EXERCISE INSTRUCTIONS: Gather the lines that hold the string "ВОЛЬНОЕ".

EXTRACTED MATERIAL:
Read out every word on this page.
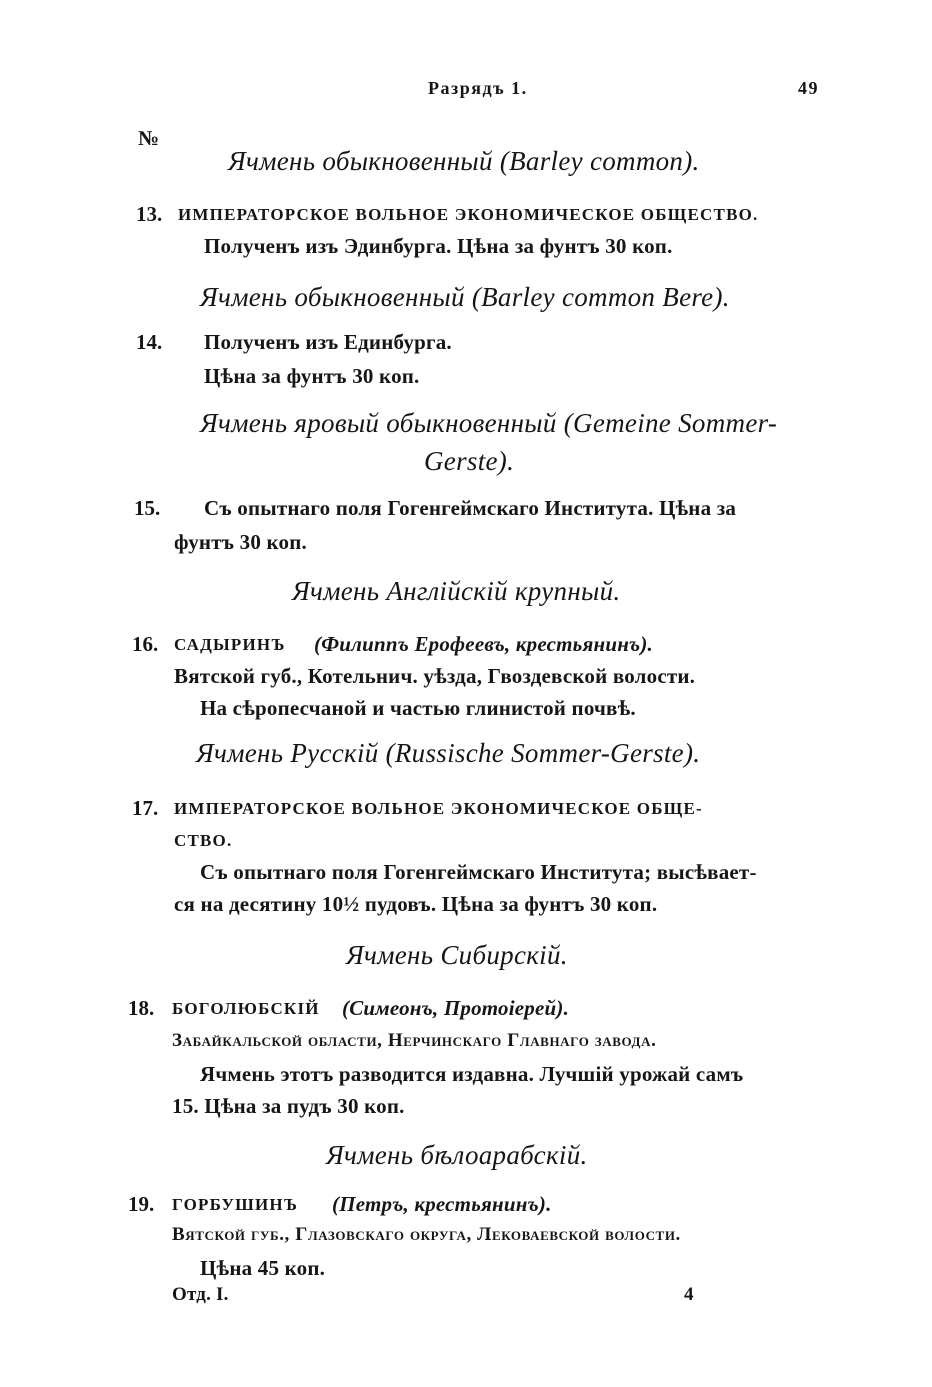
Разрядъ 1.	49
№
Ячмень обыкновенный (Barley common).
13. ИМПЕРАТОРСКОЕ ВОЛЬНОЕ ЭКОНОМИЧЕСКОЕ ОБЩЕСТВО.
Полученъ изъ Эдинбурга. Цѣна за фунтъ 30 коп.
Ячмень обыкновенный (Barley common Bere).
14. Полученъ изъ Единбурга.
Цѣна за фунтъ 30 коп.
Ячмень яровый обыкновенный (Gemeine Sommer-
Gerste).
15. Съ опытнаго поля Гогенгеймскаго Института. Цѣна за
фунтъ 30 коп.
Ячмень Англійскій крупный.
16. САДЫРИНЪ (Филиппъ Ерофеевъ, крестьянинъ).
Вятской губ., Котельнич. уѣзда, Гвоздевской волости.
На сѣропесчаной и частью глинистой почвѣ.
Ячмень Русскій (Russische Sommer-Gerste).
17. ИМПЕРАТОРСКОЕ ВОЛЬНОЕ ЭКОНОМИЧЕСКОЕ ОБЩЕ-
СТВО.
Съ опытнаго поля Гогенгеймскаго Института; высѣвает-
ся на десятину 10½ пудовъ. Цѣна за фунтъ 30 коп.
Ячмень Сибирскій.
18. БОГОЛЮБСКІЙ (Симеонъ, Протоіерей).
Забайкальской области, Нерчинскаго Главнаго завода.
Ячмень этотъ разводится издавна. Лучшій урожай самъ
15. Цѣна за пудъ 30 коп.
Ячмень бѣлоарабскій.
19. ГОРБУШИНЪ (Петръ, крестьянинъ).
Вятской губ., Глазовскаго округа, Лековаевской волости.
Цѣна 45 коп.
Отд. I.	4
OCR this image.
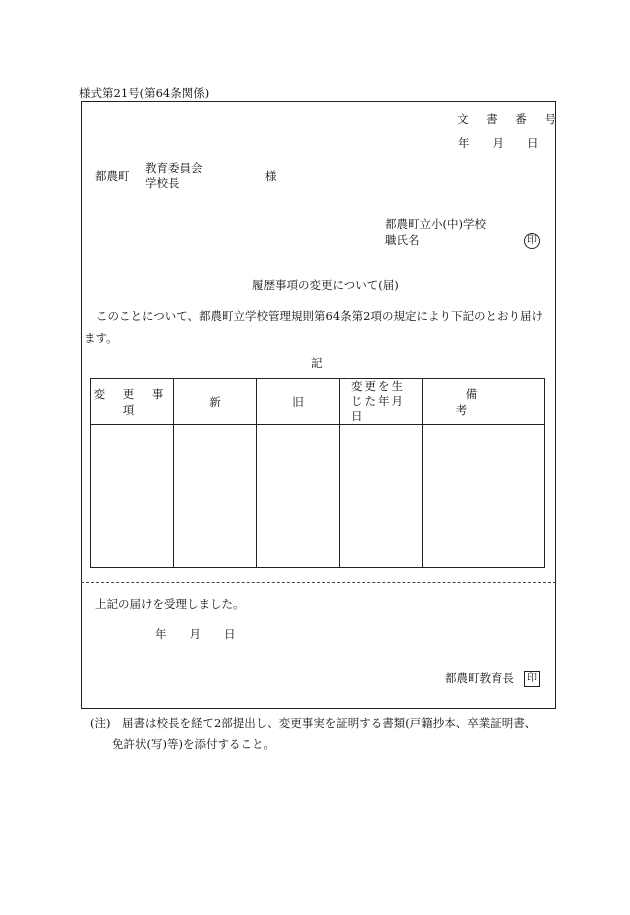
様式第21号(第64条関係)
文 書 番 号
年　　月　　日
都農町
教育委員会
学校長	様
都農町立小(中)学校
職氏名	印
履歴事項の変更について(届)
このことについて、都農町立学校管理規則第64条第2項の規定により下記のとおり届け
ます。
記
変 更 事 項	新	旧	変更を生じた年月日	備 考

上記の届けを受理しました。
年　　月　　日
都農町教育長	印
(注)　届書は校長を経て2部提出し、変更事実を証明する書類(戸籍抄本、卒業証明書、
免許状(写)等)を添付すること。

SOLUTION FOR THIS TASK:
13. ИМПЕРАТОРСКОЕ ВОЛЬНОЕ ЭКОНОМИЧЕСКОЕ ОБЩЕСТВО.
17. ИМПЕРАТОРСКОЕ ВОЛЬНОЕ ЭКОНОМИЧЕСКОЕ ОБЩЕ-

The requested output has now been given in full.